▶ Goal
Reproduce all records verbatim.

— Start The input —

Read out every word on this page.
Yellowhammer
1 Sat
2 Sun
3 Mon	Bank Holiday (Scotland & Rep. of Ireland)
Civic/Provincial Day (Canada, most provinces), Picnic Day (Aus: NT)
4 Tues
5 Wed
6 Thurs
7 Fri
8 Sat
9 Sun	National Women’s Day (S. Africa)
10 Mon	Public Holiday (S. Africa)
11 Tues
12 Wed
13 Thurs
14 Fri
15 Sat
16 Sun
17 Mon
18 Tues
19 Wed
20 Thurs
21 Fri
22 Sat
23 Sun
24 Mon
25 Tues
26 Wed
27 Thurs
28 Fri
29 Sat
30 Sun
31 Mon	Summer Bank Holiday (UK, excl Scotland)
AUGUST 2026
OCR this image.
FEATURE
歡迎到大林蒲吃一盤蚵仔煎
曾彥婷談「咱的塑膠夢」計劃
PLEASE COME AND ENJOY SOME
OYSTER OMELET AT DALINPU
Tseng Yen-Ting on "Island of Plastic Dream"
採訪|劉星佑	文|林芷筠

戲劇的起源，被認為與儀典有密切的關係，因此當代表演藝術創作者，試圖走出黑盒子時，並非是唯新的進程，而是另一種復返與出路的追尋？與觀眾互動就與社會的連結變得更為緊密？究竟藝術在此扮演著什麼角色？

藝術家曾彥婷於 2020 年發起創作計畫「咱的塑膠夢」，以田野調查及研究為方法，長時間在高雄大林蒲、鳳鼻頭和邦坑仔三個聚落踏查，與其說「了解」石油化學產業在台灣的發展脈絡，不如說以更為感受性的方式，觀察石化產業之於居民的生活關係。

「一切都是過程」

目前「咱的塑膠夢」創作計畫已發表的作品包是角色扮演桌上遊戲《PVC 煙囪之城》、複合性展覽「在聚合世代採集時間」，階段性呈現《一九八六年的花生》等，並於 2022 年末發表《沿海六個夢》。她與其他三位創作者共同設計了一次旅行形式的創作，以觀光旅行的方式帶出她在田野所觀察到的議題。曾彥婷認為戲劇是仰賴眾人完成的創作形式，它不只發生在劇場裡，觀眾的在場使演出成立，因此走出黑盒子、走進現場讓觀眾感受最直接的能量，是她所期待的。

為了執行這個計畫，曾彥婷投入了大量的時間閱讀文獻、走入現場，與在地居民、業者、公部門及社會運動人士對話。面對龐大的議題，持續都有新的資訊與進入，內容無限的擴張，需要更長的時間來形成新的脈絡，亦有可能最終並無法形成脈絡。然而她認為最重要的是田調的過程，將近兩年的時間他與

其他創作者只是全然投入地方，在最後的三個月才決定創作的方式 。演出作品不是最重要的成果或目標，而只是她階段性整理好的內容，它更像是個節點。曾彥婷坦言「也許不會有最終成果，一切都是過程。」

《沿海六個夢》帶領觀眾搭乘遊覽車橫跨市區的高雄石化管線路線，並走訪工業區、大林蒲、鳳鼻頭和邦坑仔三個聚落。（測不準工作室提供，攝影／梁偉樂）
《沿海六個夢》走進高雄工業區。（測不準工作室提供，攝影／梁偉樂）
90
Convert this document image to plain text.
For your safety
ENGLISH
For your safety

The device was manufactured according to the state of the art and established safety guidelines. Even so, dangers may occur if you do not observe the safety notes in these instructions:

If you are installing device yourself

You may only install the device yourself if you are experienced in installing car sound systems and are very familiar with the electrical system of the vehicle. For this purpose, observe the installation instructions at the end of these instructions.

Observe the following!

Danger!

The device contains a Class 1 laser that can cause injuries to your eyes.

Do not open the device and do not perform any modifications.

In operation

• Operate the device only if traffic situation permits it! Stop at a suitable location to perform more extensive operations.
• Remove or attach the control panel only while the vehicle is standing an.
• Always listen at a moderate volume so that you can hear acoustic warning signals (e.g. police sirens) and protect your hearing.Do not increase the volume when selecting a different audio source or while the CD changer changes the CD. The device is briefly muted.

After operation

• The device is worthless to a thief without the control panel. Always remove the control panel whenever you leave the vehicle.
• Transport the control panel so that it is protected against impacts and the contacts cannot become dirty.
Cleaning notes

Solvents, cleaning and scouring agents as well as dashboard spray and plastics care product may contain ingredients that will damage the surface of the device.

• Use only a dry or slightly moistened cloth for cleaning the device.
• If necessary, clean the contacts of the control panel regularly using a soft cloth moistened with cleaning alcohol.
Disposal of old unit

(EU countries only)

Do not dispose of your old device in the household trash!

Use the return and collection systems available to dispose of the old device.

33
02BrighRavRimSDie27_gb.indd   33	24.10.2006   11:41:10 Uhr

— End The input —

▶ Exercise solution
Read out every word on this page.
Yellowhammer
1 Sat
2 Sun
3 Mon	Bank Holiday (Scotland & Rep. of Ireland)
Civic/Provincial Day (Canada, most provinces), Picnic Day (Aus: NT)
4 Tues
5 Wed
6 Thurs
7 Fri
8 Sat
9 Sun	National Women’s Day (S. Africa)
10 Mon	Public Holiday (S. Africa)
11 Tues
12 Wed
13 Thurs
14 Fri
15 Sat
16 Sun
17 Mon
18 Tues
19 Wed
20 Thurs
21 Fri
22 Sat
23 Sun
24 Mon
25 Tues
26 Wed
27 Thurs
28 Fri
29 Sat
30 Sun
31 Mon	Summer Bank Holiday (UK, excl Scotland)
AUGUST 2026
OCR this image.
FEATURE
歡迎到大林蒲吃一盤蚵仔煎
曾彥婷談「咱的塑膠夢」計劃
PLEASE COME AND ENJOY SOME
OYSTER OMELET AT DALINPU
Tseng Yen-Ting on "Island of Plastic Dream"
採訪|劉星佑	文|林芷筠

戲劇的起源，被認為與儀典有密切的關係，因此當代表演藝術創作者，試圖走出黑盒子時，並非是唯新的進程，而是另一種復返與出路的追尋？與觀眾互動就與社會的連結變得更為緊密？究竟藝術在此扮演著什麼角色？

藝術家曾彥婷於 2020 年發起創作計畫「咱的塑膠夢」，以田野調查及研究為方法，長時間在高雄大林蒲、鳳鼻頭和邦坑仔三個聚落踏查，與其說「了解」石油化學產業在台灣的發展脈絡，不如說以更為感受性的方式，觀察石化產業之於居民的生活關係。

「一切都是過程」

目前「咱的塑膠夢」創作計畫已發表的作品包是角色扮演桌上遊戲《PVC 煙囪之城》、複合性展覽「在聚合世代採集時間」，階段性呈現《一九八六年的花生》等，並於 2022 年末發表《沿海六個夢》。她與其他三位創作者共同設計了一次旅行形式的創作，以觀光旅行的方式帶出她在田野所觀察到的議題。曾彥婷認為戲劇是仰賴眾人完成的創作形式，它不只發生在劇場裡，觀眾的在場使演出成立，因此走出黑盒子、走進現場讓觀眾感受最直接的能量，是她所期待的。

為了執行這個計畫，曾彥婷投入了大量的時間閱讀文獻、走入現場，與在地居民、業者、公部門及社會運動人士對話。面對龐大的議題，持續都有新的資訊與進入，內容無限的擴張，需要更長的時間來形成新的脈絡，亦有可能最終並無法形成脈絡。然而她認為最重要的是田調的過程，將近兩年的時間他與

其他創作者只是全然投入地方，在最後的三個月才決定創作的方式 。演出作品不是最重要的成果或目標，而只是她階段性整理好的內容，它更像是個節點。曾彥婷坦言「也許不會有最終成果，一切都是過程。」

《沿海六個夢》帶領觀眾搭乘遊覽車橫跨市區的高雄石化管線路線，並走訪工業區、大林蒲、鳳鼻頭和邦坑仔三個聚落。（測不準工作室提供，攝影／梁偉樂）
《沿海六個夢》走進高雄工業區。（測不準工作室提供，攝影／梁偉樂）
90
Convert this document image to plain text.
For your safety
ENGLISH
For your safety

The device was manufactured according to the state of the art and established safety guidelines. Even so, dangers may occur if you do not observe the safety notes in these instructions:

If you are installing device yourself

You may only install the device yourself if you are experienced in installing car sound systems and are very familiar with the electrical system of the vehicle. For this purpose, observe the installation instructions at the end of these instructions.

Observe the following!

Danger!

The device contains a Class 1 laser that can cause injuries to your eyes.

Do not open the device and do not perform any modifications.

In operation

• Operate the device only if traffic situation permits it! Stop at a suitable location to perform more extensive operations.
• Remove or attach the control panel only while the vehicle is standing an.
• Always listen at a moderate volume so that you can hear acoustic warning signals (e.g. police sirens) and protect your hearing.Do not increase the volume when selecting a different audio source or while the CD changer changes the CD. The device is briefly muted.

After operation

• The device is worthless to a thief without the control panel. Always remove the control panel whenever you leave the vehicle.
• Transport the control panel so that it is protected against impacts and the contacts cannot become dirty.
Cleaning notes

Solvents, cleaning and scouring agents as well as dashboard spray and plastics care product may contain ingredients that will damage the surface of the device.

• Use only a dry or slightly moistened cloth for cleaning the device.
• If necessary, clean the contacts of the control panel regularly using a soft cloth moistened with cleaning alcohol.
Disposal of old unit

(EU countries only)

Do not dispose of your old device in the household trash!

Use the return and collection systems available to dispose of the old device.

33
02BrighRavRimSDie27_gb.indd   33	24.10.2006   11:41:10 Uhr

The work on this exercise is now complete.